Pull out every line containing the string "Paragraphs".

## MATERIAL TO PROCESS
┄┄┄┄┄┄┄┄┄┄┄┄┄┄┄┄┄┄┄┄
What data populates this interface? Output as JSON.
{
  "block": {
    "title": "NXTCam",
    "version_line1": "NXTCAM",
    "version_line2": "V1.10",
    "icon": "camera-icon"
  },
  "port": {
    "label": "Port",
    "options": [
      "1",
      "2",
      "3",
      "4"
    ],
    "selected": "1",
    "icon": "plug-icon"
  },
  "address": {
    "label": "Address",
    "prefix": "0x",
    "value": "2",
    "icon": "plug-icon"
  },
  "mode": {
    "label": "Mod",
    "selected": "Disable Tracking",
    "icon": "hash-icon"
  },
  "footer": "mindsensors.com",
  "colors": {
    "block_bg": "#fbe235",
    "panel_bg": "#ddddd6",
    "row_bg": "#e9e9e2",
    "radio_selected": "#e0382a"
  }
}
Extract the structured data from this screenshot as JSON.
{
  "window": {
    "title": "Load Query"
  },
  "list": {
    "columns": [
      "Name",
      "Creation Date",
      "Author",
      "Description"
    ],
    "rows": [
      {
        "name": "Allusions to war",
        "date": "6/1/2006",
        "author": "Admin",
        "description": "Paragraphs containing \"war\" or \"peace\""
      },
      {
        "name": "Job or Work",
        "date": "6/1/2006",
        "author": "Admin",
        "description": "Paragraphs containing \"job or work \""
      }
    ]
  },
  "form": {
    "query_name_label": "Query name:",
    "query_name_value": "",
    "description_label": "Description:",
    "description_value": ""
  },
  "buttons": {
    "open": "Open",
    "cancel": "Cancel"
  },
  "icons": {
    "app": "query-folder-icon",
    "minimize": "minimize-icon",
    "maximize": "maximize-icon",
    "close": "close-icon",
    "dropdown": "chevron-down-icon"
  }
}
┄┄┄┄┄┄┄┄┄┄┄┄┄┄┄┄┄┄┄┄
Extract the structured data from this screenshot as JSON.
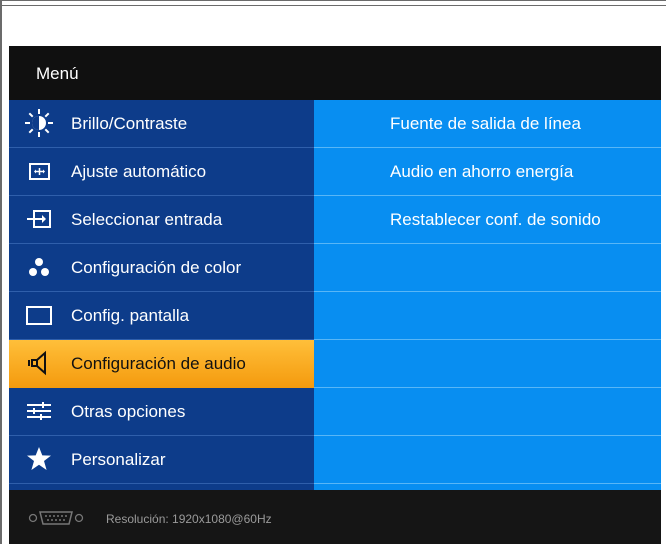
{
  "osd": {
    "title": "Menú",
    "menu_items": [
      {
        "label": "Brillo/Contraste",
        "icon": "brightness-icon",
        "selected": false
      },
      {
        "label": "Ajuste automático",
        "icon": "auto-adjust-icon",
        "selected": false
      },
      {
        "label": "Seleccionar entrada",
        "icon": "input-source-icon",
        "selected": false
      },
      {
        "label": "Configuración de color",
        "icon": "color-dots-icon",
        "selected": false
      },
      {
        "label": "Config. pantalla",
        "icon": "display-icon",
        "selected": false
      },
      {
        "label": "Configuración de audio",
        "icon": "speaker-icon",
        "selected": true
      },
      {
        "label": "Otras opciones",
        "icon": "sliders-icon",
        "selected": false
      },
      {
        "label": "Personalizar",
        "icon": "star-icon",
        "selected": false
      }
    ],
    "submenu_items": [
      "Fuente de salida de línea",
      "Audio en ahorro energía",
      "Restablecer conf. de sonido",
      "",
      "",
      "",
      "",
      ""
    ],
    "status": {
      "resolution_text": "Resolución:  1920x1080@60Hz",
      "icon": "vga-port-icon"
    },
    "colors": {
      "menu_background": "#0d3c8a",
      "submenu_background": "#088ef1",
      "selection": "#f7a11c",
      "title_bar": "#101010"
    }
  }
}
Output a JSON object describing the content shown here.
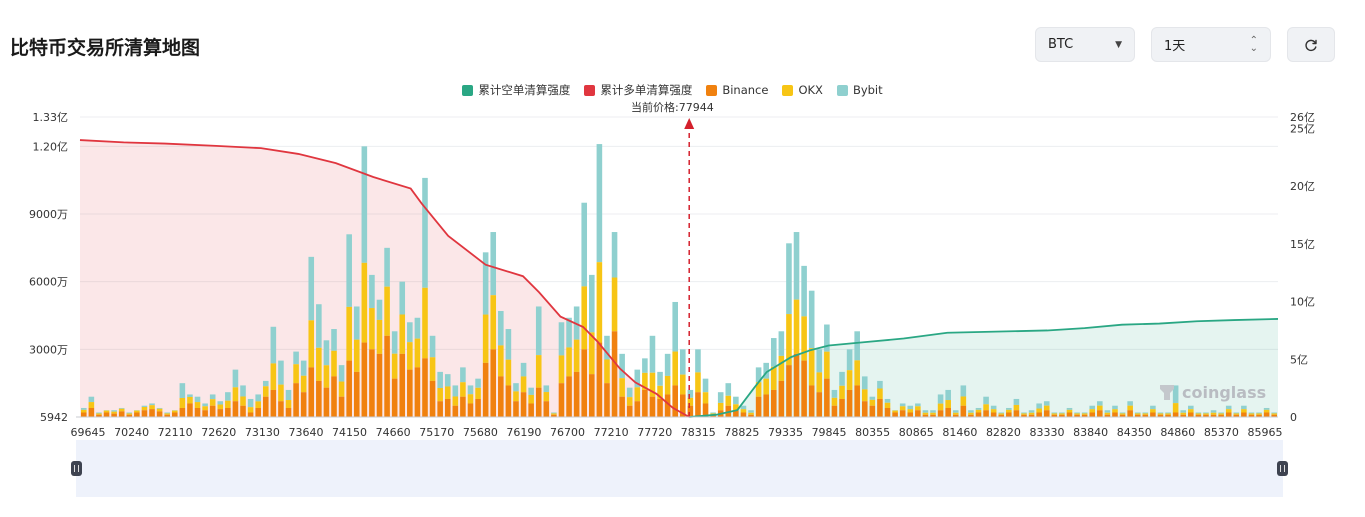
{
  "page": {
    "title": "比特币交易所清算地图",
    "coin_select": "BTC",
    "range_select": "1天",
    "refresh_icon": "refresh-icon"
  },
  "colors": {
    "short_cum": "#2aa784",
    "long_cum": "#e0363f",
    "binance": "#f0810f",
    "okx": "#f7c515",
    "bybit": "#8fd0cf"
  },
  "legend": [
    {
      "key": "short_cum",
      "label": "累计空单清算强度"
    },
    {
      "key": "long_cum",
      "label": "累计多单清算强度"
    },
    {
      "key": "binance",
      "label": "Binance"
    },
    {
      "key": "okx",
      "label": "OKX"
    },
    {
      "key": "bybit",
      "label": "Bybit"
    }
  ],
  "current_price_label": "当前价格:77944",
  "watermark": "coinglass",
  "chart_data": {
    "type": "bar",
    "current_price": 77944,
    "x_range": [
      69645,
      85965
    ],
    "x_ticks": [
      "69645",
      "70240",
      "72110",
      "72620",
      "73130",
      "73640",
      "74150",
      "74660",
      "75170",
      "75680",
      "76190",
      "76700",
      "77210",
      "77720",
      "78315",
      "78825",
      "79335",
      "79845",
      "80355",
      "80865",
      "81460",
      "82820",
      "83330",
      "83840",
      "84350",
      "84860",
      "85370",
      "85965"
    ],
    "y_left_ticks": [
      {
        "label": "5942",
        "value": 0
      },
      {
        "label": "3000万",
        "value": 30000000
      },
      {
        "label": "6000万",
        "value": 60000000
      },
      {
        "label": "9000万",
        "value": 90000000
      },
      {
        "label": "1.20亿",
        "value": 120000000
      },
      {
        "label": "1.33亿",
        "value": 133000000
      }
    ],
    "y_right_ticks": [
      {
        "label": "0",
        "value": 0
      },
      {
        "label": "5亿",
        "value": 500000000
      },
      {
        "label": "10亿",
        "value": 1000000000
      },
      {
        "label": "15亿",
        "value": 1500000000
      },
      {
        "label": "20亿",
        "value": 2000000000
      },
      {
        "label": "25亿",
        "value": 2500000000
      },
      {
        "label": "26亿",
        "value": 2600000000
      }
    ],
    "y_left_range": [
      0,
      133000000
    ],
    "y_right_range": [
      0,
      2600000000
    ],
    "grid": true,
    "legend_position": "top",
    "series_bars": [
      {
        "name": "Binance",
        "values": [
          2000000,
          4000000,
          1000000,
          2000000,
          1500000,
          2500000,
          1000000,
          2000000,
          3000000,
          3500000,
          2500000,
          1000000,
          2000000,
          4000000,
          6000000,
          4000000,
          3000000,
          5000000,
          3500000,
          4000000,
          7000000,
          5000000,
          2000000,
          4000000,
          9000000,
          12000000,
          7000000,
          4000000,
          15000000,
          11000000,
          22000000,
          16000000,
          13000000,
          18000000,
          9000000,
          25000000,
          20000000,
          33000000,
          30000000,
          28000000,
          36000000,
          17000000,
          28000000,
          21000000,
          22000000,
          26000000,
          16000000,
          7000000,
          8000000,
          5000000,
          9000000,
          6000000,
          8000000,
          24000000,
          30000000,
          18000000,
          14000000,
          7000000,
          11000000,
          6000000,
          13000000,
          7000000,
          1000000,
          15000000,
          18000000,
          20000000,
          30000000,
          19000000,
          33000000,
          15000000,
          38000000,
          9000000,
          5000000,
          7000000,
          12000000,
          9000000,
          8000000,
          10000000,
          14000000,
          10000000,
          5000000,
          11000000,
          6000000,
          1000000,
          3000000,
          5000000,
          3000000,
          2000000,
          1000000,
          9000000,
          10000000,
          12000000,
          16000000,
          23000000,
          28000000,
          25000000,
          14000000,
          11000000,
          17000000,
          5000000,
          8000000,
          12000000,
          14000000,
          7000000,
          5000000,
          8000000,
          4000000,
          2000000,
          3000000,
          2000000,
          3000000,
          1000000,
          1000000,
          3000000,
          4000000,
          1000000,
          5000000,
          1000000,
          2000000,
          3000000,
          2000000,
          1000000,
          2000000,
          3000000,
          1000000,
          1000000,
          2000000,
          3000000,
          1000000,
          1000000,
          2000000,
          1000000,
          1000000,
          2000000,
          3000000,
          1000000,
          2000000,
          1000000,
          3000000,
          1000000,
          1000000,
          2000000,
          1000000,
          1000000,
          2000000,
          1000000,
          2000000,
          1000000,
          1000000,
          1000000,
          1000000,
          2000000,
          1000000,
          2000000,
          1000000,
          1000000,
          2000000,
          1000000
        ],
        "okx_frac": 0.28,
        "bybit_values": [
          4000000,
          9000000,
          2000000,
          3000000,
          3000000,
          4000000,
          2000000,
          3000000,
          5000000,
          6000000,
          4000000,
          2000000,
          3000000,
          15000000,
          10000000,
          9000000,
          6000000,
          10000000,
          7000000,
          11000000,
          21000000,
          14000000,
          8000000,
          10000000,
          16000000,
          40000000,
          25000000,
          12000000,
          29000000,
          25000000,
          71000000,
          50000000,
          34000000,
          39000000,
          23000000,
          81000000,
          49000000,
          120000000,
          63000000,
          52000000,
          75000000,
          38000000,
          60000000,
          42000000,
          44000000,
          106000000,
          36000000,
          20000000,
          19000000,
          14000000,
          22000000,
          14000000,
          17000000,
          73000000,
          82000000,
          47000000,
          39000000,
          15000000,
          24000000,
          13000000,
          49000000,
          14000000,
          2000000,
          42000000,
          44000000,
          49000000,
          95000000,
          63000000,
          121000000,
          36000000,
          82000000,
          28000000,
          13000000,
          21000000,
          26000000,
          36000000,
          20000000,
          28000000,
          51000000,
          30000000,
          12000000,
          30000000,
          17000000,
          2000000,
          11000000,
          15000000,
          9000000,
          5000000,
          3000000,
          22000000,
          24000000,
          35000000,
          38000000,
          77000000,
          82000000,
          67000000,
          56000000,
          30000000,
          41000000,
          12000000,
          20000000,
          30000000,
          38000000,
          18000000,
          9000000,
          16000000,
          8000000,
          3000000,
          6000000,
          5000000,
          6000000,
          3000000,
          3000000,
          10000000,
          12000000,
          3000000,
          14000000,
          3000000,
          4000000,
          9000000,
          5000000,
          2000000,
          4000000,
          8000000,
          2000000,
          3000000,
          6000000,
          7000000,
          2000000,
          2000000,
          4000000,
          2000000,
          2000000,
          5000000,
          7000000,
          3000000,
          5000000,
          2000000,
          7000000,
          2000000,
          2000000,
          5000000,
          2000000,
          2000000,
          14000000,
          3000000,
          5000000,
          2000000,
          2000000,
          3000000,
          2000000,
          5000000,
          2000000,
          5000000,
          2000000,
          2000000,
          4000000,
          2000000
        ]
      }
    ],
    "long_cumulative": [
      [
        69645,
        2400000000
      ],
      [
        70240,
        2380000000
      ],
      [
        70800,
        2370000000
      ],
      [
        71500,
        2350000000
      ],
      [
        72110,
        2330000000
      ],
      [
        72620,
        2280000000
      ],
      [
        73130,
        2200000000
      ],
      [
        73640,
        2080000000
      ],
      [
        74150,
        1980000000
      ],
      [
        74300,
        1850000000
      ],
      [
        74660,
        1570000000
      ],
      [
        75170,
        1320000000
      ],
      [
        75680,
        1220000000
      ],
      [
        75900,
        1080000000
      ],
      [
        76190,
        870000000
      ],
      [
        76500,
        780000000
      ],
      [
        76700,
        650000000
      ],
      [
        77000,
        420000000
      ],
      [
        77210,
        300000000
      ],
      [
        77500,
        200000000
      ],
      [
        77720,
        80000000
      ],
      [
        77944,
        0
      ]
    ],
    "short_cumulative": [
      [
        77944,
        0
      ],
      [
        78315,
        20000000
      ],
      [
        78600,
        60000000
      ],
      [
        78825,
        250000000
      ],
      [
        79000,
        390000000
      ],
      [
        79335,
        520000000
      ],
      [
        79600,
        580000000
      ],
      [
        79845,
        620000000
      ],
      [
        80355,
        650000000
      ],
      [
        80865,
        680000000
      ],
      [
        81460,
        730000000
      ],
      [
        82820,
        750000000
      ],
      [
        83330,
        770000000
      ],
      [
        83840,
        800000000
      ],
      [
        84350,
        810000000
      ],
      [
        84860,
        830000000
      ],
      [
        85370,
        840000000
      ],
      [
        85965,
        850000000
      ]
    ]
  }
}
┄┄┄┄┄┄┄┄┄┄┄┄┄┄┄┄┄┄┄┄
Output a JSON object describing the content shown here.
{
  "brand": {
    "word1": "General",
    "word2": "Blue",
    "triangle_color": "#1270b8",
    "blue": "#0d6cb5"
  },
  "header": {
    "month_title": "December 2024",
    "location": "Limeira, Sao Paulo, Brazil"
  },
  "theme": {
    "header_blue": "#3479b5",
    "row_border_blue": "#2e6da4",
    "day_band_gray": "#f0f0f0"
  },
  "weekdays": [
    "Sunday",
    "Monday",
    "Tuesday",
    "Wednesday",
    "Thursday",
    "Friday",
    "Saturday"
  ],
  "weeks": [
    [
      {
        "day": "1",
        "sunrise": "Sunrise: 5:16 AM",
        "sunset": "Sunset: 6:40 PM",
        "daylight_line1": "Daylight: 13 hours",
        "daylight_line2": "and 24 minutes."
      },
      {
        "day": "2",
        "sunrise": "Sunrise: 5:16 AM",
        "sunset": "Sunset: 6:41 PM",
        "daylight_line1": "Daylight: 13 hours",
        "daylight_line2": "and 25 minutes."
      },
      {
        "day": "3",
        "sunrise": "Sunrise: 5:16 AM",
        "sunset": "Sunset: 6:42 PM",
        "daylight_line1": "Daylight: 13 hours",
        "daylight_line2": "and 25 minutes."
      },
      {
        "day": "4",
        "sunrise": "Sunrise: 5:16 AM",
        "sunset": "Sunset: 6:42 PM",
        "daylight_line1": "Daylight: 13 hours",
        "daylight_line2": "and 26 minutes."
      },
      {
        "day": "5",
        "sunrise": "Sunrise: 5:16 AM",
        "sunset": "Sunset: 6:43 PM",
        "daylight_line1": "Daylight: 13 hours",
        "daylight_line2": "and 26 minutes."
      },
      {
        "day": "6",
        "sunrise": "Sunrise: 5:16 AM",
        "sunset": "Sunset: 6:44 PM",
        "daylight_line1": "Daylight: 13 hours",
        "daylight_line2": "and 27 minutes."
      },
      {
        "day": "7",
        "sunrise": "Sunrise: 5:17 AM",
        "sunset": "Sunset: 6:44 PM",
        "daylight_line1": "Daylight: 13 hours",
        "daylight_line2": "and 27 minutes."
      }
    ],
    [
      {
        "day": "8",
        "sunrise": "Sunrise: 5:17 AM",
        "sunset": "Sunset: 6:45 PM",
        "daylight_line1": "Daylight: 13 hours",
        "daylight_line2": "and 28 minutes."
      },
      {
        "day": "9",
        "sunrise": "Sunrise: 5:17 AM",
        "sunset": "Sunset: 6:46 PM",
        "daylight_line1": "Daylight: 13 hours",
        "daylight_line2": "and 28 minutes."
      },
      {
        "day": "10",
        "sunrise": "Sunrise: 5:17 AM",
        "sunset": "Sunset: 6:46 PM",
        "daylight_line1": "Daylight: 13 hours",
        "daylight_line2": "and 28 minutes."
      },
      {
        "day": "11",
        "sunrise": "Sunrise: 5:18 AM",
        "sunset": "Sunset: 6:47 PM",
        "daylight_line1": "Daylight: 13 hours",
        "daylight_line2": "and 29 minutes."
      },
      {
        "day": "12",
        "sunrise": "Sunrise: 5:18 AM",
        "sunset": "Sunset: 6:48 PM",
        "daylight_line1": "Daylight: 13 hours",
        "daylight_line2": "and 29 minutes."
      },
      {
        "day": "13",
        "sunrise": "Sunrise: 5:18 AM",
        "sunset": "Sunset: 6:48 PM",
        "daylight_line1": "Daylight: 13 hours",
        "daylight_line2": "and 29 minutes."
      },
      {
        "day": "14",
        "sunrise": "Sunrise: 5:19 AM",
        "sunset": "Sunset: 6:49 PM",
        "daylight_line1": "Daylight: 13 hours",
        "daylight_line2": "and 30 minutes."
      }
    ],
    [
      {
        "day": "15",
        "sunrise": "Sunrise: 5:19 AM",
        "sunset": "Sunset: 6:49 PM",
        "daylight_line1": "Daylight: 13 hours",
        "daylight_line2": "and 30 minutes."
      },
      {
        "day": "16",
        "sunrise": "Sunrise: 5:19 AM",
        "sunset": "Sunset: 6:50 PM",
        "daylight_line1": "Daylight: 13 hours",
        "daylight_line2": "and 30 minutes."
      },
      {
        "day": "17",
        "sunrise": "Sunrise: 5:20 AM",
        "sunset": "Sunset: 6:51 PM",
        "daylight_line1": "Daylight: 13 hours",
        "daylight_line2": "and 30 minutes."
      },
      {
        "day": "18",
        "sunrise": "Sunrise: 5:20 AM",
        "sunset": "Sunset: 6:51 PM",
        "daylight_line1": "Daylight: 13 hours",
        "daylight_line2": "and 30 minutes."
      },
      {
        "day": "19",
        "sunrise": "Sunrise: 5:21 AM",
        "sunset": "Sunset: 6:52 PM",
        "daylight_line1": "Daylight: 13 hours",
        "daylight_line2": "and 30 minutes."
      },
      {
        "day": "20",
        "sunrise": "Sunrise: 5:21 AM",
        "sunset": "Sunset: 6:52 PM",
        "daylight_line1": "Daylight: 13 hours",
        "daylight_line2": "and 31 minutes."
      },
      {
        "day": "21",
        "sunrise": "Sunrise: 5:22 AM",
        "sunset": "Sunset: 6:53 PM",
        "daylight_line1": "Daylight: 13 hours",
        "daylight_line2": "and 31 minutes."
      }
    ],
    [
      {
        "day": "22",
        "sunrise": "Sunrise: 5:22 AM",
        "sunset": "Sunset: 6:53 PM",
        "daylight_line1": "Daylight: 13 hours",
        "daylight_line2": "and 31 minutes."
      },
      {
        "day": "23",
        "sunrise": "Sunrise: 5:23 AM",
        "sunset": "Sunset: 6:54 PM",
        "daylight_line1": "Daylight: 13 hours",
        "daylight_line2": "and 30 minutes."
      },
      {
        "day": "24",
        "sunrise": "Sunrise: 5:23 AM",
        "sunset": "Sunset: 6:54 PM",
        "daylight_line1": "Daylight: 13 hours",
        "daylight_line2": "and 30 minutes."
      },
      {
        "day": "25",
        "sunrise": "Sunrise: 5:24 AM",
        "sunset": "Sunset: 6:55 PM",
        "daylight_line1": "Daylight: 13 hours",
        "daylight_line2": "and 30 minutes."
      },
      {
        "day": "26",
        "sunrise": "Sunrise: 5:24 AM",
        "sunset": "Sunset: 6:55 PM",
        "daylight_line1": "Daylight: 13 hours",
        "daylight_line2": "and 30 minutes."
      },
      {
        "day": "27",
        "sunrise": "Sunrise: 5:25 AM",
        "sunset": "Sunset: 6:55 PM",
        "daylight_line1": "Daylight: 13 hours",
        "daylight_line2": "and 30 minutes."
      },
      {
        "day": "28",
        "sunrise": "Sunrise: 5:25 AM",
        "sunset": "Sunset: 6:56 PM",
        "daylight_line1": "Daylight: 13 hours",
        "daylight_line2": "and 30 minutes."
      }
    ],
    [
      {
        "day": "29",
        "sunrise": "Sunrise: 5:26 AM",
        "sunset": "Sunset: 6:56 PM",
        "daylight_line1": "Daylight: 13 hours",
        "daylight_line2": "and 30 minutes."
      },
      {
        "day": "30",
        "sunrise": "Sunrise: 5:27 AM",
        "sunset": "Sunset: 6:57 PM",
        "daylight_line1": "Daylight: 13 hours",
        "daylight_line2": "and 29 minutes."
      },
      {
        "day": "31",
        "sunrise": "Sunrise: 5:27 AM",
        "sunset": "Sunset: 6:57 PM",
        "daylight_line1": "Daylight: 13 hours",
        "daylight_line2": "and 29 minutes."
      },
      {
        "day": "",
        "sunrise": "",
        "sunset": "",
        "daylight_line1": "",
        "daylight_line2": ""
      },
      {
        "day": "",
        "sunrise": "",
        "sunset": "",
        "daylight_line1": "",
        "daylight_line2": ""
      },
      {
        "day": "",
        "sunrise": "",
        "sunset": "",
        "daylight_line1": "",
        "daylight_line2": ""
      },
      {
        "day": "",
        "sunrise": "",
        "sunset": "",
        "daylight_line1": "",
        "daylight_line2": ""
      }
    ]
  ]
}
┄┄┄┄┄┄┄┄┄┄┄┄┄┄┄┄┄┄┄┄
## REPLY
        "description": "Paragraphs containing \"war\" or \"peace\""
        "description": "Paragraphs containing \"job or work \""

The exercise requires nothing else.